* Exercise directions
Extract every line that includes the string "проводят".

[Stored entries]
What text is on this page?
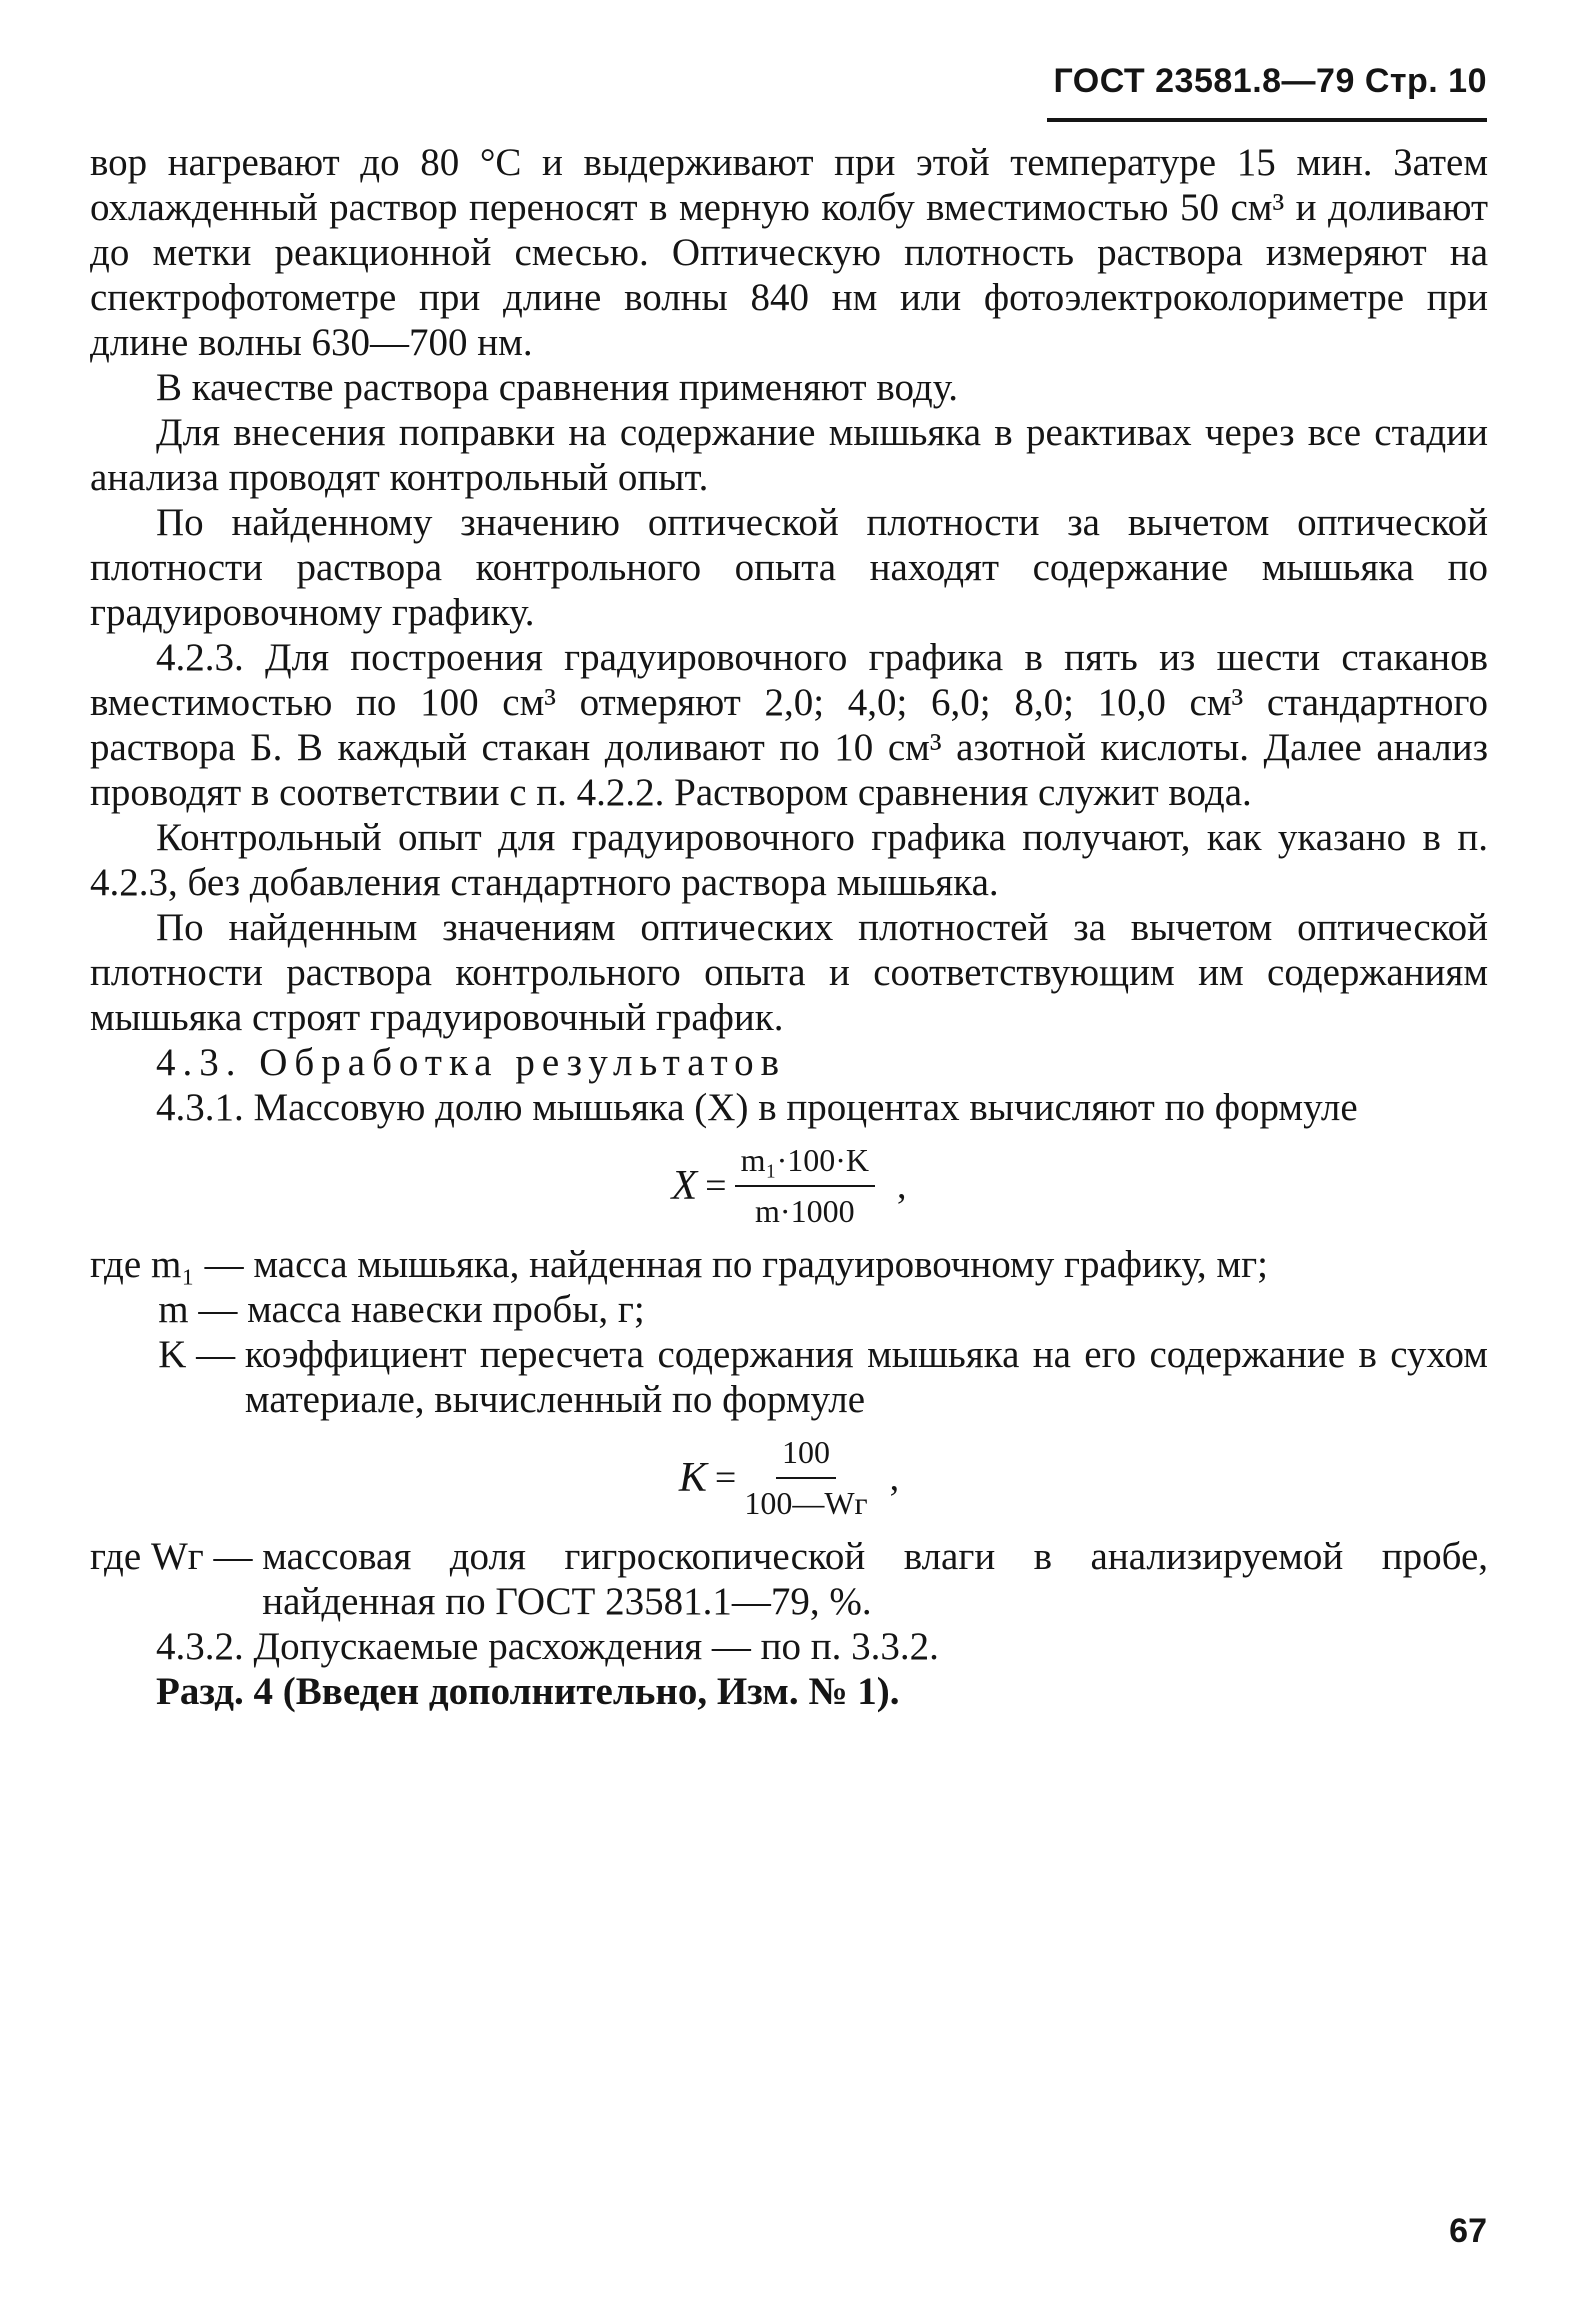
ГОСТ 23581.8—79 Стр. 10

вор нагревают до 80 °С и выдерживают при этой температуре 15 мин. Затем охлажденный раствор переносят в мерную колбу вместимостью 50 см³ и доливают до метки реакционной смесью. Оптическую плотность раствора измеряют на спектрофотометре при длине волны 840 нм или фотоэлектроколориметре при длине волны 630—700 нм.

В качестве раствора сравнения применяют воду.

Для внесения поправки на содержание мышьяка в реактивах через все стадии анализа проводят контрольный опыт.

По найденному значению оптической плотности за вычетом оптической плотности раствора контрольного опыта находят содержание мышьяка по градуировочному графику.

4.2.3. Для построения градуировочного графика в пять из шести стаканов вместимостью по 100 см³ отмеряют 2,0; 4,0; 6,0; 8,0; 10,0 см³ стандартного раствора Б. В каждый стакан доливают по 10 см³ азотной кислоты. Далее анализ проводят в соответствии с п. 4.2.2. Раствором сравнения служит вода.

Контрольный опыт для градуировочного графика получают, как указано в п. 4.2.3, без добавления стандартного раствора мышьяка.

По найденным значениям оптических плотностей за вычетом оптической плотности раствора контрольного опыта и соответствующим им содержаниям мышьяка строят градуировочный график.

4.3. Обработка результатов

4.3.1. Массовую долю мышьяка (X) в процентах вычисляют по формуле

$X = \frac{\text{m₁·100·K}}{m\cdot 1000}$ ,
где m₁ — масса мышьяка, найденная по градуировочному графику, мг;
m — масса навески пробы, г;
K — коэффициент пересчета содержания мышьяка на его содержание в сухом материале, вычисленный по формуле
$K = \frac{100}{100—Wг}$ ,
где Wг — массовая доля гигроскопической влаги в анализируемой пробе, найденная по ГОСТ 23581.1—79, %.

4.3.2. Допускаемые расхождения — по п. 3.3.2.

Разд. 4 (Введен дополнительно, Изм. № 1).

67
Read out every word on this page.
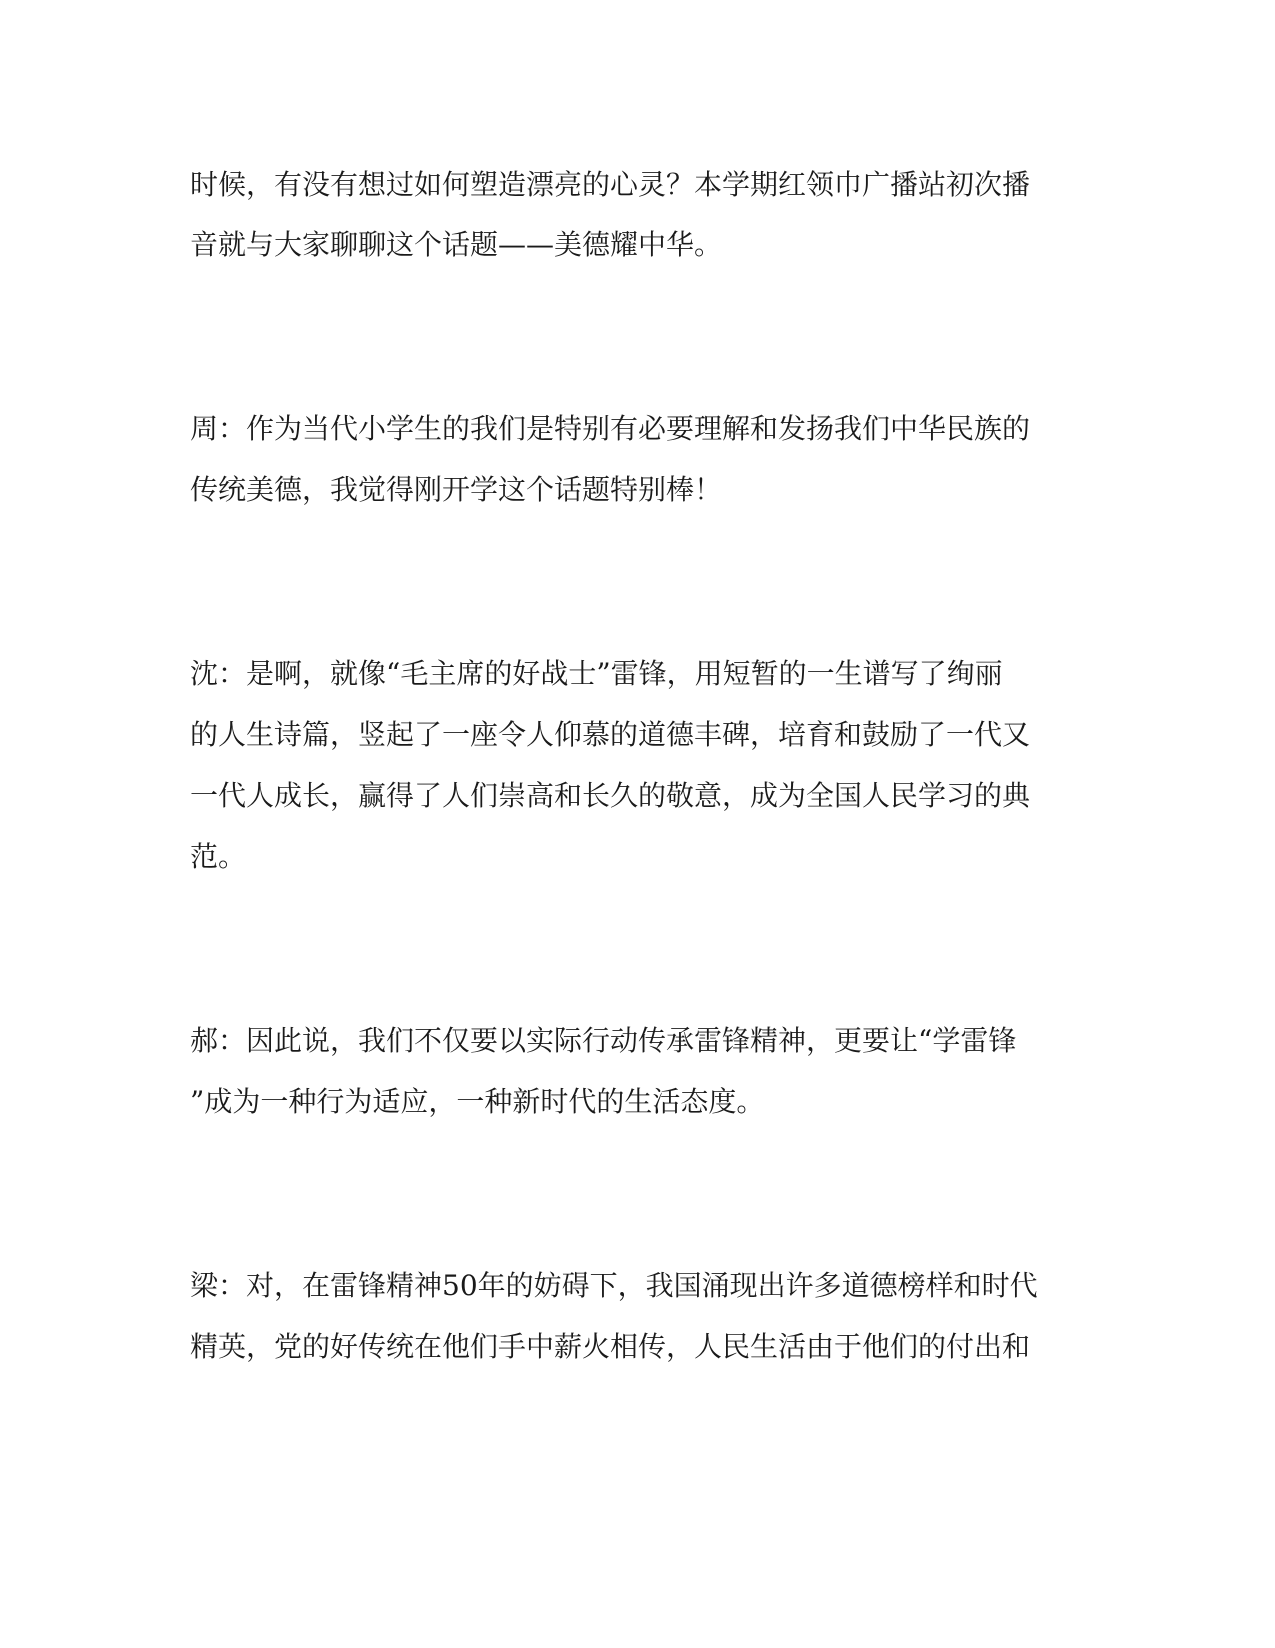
时候，有没有想过如何塑造漂亮的心灵？本学期红领巾广播站初次播

音就与大家聊聊这个话题——美德耀中华。

周：作为当代小学生的我们是特别有必要理解和发扬我们中华民族的

传统美德，我觉得刚开学这个话题特别棒！

沈：是啊，就像“毛主席的好战士”雷锋，用短暂的一生谱写了绚丽

的人生诗篇，竖起了一座令人仰慕的道德丰碑，培育和鼓励了一代又

一代人成长，赢得了人们崇高和长久的敬意，成为全国人民学习的典

范。

郝：因此说，我们不仅要以实际行动传承雷锋精神，更要让“学雷锋

”成为一种行为适应，一种新时代的生活态度。

梁：对，在雷锋精神50年的妨碍下，我国涌现出许多道德榜样和时代

精英，党的好传统在他们手中薪火相传，人民生活由于他们的付出和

* Exercise result
Для внесения поправки на содержание мышьяка в реактивах через все стадии анализа проводят контрольный опыт.
4.2.3. Для построения градуировочного графика в пять из шести стаканов вместимостью по 100 см³ отмеряют 2,0; 4,0; 6,0; 8,0; 10,0 см³ стандартного раствора Б. В каждый стакан доливают по 10 см³ азотной кислоты. Далее анализ проводят в соответствии с п. 4.2.2. Раствором сравнения служит вода.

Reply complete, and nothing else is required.